EXERCISE OBJECTIVE:
Quote all entries exactly, leaving pictures aside.

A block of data
** Start **
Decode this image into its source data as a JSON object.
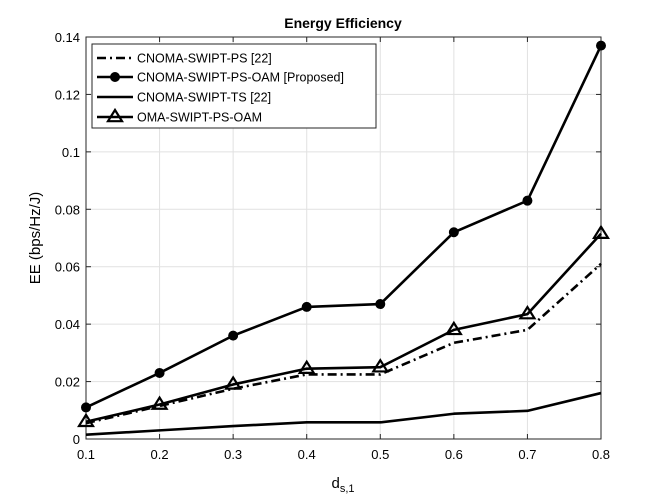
{
  "chart_data": {
    "type": "line",
    "title": "Energy Efficiency",
    "xlabel_main": "d",
    "xlabel_sub": "s,1",
    "ylabel": "EE (bps/Hz/J)",
    "x": [
      0.1,
      0.2,
      0.3,
      0.4,
      0.5,
      0.6,
      0.7,
      0.8
    ],
    "xlim": [
      0.1,
      0.8
    ],
    "ylim": [
      0,
      0.14
    ],
    "xticks": [
      "0.1",
      "0.2",
      "0.3",
      "0.4",
      "0.5",
      "0.6",
      "0.7",
      "0.8"
    ],
    "yticks": [
      "0",
      "0.02",
      "0.04",
      "0.06",
      "0.08",
      "0.1",
      "0.12",
      "0.14"
    ],
    "grid": true,
    "legend_position": "top-left",
    "series": [
      {
        "name": "CNOMA-SWIPT-PS [22]",
        "style": "dashdot",
        "marker": "none",
        "values": [
          0.0055,
          0.0115,
          0.0175,
          0.0225,
          0.0225,
          0.0335,
          0.038,
          0.061
        ]
      },
      {
        "name": "CNOMA-SWIPT-PS-OAM [Proposed]",
        "style": "solid",
        "marker": "circle",
        "values": [
          0.011,
          0.023,
          0.036,
          0.046,
          0.047,
          0.072,
          0.083,
          0.137
        ]
      },
      {
        "name": "CNOMA-SWIPT-TS [22]",
        "style": "solid",
        "marker": "none",
        "values": [
          0.0015,
          0.003,
          0.0045,
          0.0058,
          0.0058,
          0.0088,
          0.0098,
          0.016
        ]
      },
      {
        "name": "OMA-SWIPT-PS-OAM",
        "style": "solid",
        "marker": "triangle",
        "values": [
          0.006,
          0.012,
          0.019,
          0.0245,
          0.025,
          0.038,
          0.0435,
          0.0715
        ]
      }
    ]
  }
}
** End **
SOLVED EXERCISE:
Decode this image into its source data as a JSON object.
{
  "chart_data": {
    "type": "line",
    "title": "Energy Efficiency",
    "xlabel_main": "d",
    "xlabel_sub": "s,1",
    "ylabel": "EE (bps/Hz/J)",
    "x": [
      0.1,
      0.2,
      0.3,
      0.4,
      0.5,
      0.6,
      0.7,
      0.8
    ],
    "xlim": [
      0.1,
      0.8
    ],
    "ylim": [
      0,
      0.14
    ],
    "xticks": [
      "0.1",
      "0.2",
      "0.3",
      "0.4",
      "0.5",
      "0.6",
      "0.7",
      "0.8"
    ],
    "yticks": [
      "0",
      "0.02",
      "0.04",
      "0.06",
      "0.08",
      "0.1",
      "0.12",
      "0.14"
    ],
    "grid": true,
    "legend_position": "top-left",
    "series": [
      {
        "name": "CNOMA-SWIPT-PS [22]",
        "style": "dashdot",
        "marker": "none",
        "values": [
          0.0055,
          0.0115,
          0.0175,
          0.0225,
          0.0225,
          0.0335,
          0.038,
          0.061
        ]
      },
      {
        "name": "CNOMA-SWIPT-PS-OAM [Proposed]",
        "style": "solid",
        "marker": "circle",
        "values": [
          0.011,
          0.023,
          0.036,
          0.046,
          0.047,
          0.072,
          0.083,
          0.137
        ]
      },
      {
        "name": "CNOMA-SWIPT-TS [22]",
        "style": "solid",
        "marker": "none",
        "values": [
          0.0015,
          0.003,
          0.0045,
          0.0058,
          0.0058,
          0.0088,
          0.0098,
          0.016
        ]
      },
      {
        "name": "OMA-SWIPT-PS-OAM",
        "style": "solid",
        "marker": "triangle",
        "values": [
          0.006,
          0.012,
          0.019,
          0.0245,
          0.025,
          0.038,
          0.0435,
          0.0715
        ]
      }
    ]
  }
}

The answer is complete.